* Aim: Track down the lines that contain "Energy" and copy them.

* Listed entries:
____

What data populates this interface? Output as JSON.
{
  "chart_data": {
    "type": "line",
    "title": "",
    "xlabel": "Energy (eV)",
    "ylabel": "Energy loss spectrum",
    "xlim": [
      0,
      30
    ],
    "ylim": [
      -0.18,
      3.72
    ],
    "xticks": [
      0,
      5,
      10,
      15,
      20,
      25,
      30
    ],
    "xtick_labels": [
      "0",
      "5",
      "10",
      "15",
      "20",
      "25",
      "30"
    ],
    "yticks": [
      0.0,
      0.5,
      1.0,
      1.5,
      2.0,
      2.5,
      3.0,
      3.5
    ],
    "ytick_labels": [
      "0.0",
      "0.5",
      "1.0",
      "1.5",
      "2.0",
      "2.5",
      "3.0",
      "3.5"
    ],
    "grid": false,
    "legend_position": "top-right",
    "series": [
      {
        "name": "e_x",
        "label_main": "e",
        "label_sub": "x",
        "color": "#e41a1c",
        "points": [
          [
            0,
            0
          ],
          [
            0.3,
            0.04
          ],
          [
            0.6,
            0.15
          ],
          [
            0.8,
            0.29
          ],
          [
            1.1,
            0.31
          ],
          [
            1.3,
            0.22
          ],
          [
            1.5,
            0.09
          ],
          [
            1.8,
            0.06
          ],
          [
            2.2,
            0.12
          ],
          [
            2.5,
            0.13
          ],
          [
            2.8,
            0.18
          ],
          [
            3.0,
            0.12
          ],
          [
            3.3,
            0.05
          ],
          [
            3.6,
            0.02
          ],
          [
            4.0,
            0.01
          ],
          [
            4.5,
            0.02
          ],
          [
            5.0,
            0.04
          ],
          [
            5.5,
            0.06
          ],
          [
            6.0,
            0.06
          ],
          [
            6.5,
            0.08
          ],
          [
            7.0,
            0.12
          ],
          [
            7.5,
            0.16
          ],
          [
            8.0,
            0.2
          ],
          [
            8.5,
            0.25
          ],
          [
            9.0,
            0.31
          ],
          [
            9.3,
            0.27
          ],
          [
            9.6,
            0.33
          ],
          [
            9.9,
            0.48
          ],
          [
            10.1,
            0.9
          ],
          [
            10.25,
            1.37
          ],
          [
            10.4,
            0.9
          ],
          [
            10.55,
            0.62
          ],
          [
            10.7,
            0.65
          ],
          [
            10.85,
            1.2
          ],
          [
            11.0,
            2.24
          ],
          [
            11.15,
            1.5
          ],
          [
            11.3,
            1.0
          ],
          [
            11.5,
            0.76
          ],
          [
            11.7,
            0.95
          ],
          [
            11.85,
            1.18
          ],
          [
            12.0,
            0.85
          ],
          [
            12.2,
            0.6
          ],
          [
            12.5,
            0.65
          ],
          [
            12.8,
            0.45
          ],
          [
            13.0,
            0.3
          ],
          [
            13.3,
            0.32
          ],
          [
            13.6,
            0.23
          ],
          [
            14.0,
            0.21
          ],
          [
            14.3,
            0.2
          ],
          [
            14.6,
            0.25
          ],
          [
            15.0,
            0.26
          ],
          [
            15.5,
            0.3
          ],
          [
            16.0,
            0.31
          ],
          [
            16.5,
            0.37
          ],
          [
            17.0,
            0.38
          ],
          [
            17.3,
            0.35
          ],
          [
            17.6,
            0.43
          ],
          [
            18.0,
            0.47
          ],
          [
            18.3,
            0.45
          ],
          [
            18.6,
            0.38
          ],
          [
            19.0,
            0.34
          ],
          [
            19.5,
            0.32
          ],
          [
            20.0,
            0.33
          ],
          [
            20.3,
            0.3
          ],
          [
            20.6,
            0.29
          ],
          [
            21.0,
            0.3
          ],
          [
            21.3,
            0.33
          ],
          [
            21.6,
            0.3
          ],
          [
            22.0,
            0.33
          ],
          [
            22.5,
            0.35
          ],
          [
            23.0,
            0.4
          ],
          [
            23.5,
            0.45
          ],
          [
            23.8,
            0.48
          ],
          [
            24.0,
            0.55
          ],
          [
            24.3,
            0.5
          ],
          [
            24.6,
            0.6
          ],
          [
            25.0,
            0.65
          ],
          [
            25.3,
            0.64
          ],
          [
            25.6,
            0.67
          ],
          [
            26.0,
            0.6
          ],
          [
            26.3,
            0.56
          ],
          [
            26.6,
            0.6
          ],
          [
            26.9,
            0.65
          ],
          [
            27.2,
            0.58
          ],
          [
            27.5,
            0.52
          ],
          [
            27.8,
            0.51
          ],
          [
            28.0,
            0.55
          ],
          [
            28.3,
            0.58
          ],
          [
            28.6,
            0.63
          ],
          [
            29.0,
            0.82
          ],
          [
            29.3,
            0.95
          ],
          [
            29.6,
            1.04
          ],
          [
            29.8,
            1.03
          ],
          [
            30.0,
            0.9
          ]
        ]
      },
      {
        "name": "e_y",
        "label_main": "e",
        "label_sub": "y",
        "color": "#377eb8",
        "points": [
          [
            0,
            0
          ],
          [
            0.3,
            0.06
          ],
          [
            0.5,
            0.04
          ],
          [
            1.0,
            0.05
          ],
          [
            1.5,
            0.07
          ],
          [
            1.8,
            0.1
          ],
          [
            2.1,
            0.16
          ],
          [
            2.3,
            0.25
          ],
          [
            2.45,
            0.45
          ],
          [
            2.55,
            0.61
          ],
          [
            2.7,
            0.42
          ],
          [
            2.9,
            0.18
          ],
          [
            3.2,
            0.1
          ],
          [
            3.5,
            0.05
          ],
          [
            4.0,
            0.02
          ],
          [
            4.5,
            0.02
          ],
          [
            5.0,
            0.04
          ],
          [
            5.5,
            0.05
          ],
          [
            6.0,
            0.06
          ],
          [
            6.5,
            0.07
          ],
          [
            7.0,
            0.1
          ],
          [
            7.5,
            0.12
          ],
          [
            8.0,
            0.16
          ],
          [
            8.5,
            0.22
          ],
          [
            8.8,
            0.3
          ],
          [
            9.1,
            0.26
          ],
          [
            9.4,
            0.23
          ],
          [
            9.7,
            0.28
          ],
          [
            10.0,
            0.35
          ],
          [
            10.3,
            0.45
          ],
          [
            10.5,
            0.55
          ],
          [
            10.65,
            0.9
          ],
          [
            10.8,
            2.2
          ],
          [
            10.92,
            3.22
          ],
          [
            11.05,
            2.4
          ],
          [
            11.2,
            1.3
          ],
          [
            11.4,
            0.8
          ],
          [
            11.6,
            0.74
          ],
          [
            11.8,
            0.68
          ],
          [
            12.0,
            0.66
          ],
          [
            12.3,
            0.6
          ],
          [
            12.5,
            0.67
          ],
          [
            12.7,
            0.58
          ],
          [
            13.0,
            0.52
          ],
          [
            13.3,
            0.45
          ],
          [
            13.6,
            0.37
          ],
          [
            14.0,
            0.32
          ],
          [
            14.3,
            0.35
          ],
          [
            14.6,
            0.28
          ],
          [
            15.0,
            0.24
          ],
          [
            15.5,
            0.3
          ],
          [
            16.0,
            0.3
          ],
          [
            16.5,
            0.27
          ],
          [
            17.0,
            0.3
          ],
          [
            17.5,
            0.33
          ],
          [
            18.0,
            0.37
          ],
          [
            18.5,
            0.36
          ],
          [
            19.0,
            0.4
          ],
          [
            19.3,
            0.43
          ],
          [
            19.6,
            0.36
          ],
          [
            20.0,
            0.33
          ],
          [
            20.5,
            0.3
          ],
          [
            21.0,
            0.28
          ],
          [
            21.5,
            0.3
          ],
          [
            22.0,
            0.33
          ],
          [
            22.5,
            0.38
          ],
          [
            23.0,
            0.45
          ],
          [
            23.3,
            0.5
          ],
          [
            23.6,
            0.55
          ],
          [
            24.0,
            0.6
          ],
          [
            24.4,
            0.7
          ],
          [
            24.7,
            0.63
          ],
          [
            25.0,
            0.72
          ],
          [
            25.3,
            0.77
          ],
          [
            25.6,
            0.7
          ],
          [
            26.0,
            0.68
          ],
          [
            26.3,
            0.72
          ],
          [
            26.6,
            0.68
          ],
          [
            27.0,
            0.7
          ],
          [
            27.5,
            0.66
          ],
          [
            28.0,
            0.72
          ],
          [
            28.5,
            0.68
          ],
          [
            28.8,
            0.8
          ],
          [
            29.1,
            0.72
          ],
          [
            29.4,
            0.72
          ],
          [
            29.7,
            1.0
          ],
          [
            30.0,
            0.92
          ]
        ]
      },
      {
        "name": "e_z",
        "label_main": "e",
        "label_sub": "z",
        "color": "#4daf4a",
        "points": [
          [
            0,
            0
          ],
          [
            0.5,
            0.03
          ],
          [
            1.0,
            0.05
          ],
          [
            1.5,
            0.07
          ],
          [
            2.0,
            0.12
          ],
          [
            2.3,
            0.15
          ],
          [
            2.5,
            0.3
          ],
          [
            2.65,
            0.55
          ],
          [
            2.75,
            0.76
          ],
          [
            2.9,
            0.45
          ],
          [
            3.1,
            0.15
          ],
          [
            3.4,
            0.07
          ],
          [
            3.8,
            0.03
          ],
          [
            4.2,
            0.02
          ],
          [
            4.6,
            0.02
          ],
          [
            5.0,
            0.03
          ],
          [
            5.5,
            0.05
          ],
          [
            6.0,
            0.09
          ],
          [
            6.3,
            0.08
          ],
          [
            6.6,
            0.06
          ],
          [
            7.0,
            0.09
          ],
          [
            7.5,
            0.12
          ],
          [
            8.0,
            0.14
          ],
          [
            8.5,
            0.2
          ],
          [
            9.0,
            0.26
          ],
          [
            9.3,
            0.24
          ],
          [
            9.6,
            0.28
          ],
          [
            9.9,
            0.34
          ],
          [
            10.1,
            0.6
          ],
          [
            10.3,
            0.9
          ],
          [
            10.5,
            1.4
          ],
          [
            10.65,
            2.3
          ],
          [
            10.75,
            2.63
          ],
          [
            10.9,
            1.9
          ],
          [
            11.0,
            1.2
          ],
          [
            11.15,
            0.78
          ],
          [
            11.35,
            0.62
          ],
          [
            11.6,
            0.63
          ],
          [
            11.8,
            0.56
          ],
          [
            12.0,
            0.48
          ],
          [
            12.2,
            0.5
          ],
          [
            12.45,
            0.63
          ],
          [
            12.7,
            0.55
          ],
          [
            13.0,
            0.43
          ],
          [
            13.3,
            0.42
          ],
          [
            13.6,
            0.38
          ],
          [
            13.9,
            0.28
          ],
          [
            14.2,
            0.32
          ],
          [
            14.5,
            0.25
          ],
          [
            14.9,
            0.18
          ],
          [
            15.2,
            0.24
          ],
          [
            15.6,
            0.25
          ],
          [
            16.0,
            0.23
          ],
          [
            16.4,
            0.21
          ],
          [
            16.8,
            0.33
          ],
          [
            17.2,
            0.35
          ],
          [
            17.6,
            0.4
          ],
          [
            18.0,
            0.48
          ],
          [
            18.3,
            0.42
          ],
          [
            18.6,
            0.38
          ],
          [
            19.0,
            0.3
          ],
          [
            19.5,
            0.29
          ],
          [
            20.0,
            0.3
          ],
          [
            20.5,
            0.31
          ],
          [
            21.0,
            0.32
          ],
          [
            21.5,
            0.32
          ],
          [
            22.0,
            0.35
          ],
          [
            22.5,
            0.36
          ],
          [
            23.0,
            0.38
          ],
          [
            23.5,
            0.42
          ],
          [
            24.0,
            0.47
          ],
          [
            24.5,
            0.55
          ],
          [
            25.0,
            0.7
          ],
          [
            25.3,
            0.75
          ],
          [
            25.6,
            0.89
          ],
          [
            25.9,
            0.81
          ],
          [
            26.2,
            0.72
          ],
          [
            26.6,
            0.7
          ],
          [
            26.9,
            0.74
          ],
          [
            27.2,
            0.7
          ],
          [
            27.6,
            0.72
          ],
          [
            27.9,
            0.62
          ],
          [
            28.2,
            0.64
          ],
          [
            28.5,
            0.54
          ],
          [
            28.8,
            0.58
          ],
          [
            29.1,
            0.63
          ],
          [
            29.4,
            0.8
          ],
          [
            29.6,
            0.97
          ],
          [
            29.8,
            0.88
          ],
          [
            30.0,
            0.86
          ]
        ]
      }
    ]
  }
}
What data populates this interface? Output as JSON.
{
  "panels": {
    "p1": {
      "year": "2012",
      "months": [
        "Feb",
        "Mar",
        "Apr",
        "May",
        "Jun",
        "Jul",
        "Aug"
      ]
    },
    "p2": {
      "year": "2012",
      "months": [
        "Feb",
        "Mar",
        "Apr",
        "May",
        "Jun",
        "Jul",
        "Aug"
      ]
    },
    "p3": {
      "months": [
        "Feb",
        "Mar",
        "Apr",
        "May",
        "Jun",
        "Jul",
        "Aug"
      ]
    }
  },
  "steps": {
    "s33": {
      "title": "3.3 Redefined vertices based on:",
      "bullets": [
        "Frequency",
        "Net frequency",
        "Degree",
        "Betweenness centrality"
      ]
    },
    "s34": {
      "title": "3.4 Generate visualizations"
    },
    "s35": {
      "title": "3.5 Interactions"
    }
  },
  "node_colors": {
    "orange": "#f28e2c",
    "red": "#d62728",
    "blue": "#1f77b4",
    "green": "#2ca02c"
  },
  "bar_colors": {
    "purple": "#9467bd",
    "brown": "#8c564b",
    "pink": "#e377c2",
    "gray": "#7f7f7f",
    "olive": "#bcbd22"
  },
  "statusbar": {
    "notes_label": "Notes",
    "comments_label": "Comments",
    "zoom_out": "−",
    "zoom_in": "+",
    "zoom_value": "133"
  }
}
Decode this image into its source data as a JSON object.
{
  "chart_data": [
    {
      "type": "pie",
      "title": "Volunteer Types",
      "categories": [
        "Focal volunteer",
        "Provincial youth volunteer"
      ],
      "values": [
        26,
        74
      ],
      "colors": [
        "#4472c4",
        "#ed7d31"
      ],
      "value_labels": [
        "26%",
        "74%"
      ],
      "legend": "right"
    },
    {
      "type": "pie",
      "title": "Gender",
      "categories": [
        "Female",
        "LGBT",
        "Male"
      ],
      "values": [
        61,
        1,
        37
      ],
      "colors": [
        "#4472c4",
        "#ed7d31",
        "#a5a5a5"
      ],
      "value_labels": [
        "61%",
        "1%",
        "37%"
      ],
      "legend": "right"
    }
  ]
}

____

* Solution for this problem:
    "xlabel": "Energy (eV)",
    "ylabel": "Energy loss spectrum",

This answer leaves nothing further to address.